* **Problem requirements**:
Give the data from its first line through the line containing "grass-blade [295,128,301,242]", both included, as a Markdown table with the columns Row and Line, numbering each row and omitting blank lines.

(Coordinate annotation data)
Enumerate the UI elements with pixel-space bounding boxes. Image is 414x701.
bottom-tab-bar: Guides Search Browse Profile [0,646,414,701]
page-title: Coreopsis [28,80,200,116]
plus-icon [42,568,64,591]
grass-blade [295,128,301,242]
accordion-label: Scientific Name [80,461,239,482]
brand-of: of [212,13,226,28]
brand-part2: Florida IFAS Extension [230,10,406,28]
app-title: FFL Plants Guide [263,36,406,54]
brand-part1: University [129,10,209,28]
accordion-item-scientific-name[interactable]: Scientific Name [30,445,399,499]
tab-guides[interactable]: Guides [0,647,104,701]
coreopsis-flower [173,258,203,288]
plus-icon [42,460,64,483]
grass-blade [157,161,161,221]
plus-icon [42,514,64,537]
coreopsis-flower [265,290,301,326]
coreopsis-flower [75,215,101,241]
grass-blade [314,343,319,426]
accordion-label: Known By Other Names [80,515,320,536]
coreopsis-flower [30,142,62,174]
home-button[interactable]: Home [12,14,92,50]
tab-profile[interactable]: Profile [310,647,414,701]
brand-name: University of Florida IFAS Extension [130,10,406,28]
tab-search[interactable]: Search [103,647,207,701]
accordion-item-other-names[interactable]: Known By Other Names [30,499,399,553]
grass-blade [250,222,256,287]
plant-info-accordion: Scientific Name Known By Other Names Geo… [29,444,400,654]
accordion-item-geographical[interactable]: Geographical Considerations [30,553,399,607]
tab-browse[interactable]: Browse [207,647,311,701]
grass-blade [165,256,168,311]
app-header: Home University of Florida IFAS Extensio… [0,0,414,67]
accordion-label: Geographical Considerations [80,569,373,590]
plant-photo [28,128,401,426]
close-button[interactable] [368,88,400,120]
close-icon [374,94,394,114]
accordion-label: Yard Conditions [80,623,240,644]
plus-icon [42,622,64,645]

* **Answer for this exercise**:
| Row | Line |
|---|---|
| 1 | Enumerate the UI elements with pixel-space bounding boxes. Image is 414x701. |
| 2 | bottom-tab-bar: Guides Search Browse Profile [0,646,414,701] |
| 3 | page-title: Coreopsis [28,80,200,116] |
| 4 | plus-icon [42,568,64,591] |
| 5 | grass-blade [295,128,301,242] |